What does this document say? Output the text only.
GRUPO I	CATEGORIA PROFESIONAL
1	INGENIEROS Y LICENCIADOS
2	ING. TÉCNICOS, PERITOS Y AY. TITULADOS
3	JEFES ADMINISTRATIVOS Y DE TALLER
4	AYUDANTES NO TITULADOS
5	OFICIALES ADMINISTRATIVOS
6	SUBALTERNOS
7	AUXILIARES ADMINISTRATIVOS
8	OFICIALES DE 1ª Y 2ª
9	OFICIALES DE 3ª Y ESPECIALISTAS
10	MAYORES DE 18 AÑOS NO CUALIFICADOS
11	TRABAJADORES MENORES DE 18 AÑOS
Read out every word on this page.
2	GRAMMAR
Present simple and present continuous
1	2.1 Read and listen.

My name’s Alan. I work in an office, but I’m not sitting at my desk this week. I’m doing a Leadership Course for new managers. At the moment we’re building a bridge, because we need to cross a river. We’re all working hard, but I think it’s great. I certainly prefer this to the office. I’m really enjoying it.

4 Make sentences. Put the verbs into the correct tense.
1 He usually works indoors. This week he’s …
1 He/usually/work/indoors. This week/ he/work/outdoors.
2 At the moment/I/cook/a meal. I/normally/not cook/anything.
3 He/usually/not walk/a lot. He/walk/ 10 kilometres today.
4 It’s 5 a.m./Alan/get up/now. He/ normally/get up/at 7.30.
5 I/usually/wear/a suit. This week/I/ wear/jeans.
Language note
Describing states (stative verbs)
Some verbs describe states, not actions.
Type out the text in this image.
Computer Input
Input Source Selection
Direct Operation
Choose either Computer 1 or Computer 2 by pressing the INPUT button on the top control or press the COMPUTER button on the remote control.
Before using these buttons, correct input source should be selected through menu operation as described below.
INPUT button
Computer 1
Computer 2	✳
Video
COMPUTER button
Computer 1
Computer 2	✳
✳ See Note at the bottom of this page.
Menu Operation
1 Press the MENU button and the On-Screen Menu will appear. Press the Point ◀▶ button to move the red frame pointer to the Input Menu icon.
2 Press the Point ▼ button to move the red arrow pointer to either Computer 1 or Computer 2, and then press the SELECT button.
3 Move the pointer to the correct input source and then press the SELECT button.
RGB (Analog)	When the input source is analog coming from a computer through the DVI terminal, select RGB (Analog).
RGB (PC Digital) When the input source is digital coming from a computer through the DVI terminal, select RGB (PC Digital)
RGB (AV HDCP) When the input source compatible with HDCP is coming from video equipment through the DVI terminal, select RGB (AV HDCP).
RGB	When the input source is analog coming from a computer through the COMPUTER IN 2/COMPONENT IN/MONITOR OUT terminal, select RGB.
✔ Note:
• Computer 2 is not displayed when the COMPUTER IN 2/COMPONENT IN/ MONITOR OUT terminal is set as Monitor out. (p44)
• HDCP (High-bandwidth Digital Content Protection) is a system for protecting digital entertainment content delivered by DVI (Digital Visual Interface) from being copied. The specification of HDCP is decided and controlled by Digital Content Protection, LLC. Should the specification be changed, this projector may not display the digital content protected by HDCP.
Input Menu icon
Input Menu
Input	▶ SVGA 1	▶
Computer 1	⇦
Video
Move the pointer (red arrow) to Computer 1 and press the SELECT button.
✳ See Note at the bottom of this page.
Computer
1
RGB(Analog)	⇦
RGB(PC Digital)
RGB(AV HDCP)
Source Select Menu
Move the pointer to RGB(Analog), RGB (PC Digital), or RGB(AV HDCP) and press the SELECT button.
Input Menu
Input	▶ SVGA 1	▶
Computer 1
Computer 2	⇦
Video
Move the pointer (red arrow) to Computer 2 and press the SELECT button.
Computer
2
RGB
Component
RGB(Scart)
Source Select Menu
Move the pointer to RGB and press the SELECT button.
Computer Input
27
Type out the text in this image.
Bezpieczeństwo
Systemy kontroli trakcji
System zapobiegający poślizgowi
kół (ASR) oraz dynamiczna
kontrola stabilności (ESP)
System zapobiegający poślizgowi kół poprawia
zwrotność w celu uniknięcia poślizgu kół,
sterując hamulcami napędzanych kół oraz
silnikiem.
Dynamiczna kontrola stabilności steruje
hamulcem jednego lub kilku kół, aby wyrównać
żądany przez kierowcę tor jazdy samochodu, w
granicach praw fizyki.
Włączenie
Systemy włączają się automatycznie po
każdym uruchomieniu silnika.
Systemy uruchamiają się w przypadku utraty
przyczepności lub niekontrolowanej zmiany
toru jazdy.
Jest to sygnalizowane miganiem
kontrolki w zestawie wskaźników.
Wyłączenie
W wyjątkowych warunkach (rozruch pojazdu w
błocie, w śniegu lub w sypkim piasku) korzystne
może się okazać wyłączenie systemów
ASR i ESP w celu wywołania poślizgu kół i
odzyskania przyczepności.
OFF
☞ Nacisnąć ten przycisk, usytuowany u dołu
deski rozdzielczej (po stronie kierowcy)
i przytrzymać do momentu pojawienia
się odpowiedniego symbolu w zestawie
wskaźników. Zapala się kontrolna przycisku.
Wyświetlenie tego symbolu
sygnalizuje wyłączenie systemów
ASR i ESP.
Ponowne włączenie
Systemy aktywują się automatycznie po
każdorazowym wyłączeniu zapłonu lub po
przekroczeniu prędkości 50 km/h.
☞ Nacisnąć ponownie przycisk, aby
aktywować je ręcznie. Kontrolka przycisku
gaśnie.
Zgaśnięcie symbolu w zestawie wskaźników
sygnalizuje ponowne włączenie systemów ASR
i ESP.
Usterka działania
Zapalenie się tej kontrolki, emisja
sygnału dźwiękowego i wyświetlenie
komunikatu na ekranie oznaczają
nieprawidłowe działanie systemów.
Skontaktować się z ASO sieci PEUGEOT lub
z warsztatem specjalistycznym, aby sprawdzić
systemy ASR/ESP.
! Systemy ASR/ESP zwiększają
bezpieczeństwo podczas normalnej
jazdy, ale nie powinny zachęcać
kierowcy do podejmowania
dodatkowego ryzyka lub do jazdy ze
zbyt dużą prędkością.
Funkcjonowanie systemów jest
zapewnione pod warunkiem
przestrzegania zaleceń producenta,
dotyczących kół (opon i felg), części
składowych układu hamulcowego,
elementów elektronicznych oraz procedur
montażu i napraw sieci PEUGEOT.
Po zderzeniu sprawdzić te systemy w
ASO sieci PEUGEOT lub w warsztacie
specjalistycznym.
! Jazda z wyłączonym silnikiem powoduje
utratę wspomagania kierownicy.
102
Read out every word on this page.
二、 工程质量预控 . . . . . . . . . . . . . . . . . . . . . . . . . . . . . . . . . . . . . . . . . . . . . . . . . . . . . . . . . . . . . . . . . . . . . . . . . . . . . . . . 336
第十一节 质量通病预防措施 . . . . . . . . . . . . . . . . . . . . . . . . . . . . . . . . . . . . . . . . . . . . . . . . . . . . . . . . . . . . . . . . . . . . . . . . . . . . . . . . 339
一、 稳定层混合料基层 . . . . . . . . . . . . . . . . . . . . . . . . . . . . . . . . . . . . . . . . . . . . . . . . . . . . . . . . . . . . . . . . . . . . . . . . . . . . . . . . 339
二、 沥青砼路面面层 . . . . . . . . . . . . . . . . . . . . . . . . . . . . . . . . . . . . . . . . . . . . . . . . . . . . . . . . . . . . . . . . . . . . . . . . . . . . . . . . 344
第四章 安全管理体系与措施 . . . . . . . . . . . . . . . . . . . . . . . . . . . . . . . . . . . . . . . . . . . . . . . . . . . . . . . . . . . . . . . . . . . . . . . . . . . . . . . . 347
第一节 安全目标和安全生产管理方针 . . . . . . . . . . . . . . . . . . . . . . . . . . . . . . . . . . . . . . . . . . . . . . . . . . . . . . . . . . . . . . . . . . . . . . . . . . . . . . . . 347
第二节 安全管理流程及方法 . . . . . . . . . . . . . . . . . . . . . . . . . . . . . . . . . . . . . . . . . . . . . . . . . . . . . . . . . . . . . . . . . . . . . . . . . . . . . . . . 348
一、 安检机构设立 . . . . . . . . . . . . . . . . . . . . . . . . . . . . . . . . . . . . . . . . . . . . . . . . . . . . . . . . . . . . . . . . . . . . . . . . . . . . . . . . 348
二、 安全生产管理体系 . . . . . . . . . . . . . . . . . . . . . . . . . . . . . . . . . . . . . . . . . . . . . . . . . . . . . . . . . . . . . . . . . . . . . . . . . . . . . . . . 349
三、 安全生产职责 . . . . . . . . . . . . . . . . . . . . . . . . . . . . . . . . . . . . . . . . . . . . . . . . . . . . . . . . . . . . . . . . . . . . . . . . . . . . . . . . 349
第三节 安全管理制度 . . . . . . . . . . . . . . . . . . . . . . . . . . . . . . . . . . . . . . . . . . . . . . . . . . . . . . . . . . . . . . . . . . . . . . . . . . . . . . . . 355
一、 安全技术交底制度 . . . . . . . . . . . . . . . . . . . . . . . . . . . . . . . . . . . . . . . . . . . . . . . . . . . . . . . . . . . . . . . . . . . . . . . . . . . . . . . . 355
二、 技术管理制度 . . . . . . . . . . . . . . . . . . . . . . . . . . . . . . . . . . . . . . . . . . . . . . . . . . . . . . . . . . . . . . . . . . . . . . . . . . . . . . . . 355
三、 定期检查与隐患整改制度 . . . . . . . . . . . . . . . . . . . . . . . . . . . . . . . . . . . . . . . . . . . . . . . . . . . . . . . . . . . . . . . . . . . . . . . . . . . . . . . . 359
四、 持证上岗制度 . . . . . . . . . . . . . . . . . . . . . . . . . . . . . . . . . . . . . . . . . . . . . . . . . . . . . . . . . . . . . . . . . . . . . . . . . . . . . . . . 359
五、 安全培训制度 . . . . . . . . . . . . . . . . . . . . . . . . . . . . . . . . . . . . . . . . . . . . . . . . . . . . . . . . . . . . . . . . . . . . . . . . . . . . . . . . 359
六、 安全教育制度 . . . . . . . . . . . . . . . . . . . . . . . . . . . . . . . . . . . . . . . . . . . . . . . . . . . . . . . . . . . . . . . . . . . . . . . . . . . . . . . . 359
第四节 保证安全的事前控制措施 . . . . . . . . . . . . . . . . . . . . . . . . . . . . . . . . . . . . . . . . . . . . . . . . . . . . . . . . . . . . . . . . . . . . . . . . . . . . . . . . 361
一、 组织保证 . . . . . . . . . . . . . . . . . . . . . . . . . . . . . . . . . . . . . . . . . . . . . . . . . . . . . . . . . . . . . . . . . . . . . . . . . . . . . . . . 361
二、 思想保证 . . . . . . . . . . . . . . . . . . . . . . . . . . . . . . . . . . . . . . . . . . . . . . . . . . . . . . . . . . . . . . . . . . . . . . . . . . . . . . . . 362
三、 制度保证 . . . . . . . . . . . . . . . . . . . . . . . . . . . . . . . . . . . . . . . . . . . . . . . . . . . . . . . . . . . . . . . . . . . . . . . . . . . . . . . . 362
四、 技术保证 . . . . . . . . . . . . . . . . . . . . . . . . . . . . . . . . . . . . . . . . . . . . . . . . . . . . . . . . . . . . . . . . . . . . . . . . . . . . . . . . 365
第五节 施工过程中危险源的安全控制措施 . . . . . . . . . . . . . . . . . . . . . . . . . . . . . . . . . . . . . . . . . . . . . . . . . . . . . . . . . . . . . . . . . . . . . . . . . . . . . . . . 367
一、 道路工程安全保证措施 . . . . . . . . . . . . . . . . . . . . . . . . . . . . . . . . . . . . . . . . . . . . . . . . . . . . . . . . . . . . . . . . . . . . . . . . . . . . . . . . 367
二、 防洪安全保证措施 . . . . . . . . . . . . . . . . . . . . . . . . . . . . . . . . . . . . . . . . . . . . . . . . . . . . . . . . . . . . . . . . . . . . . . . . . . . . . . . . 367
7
▬▬▬▬▬▬▬▬▬▬
Return every line above that contains the word "usually".

THE RESULT:
1 He usually works indoors. This week he’s …
1 He/usually/work/indoors. This week/ he/work/outdoors.
3 He/usually/not walk/a lot. He/walk/ 10 kilometres today.
5 I/usually/wear/a suit. This week/I/ wear/jeans.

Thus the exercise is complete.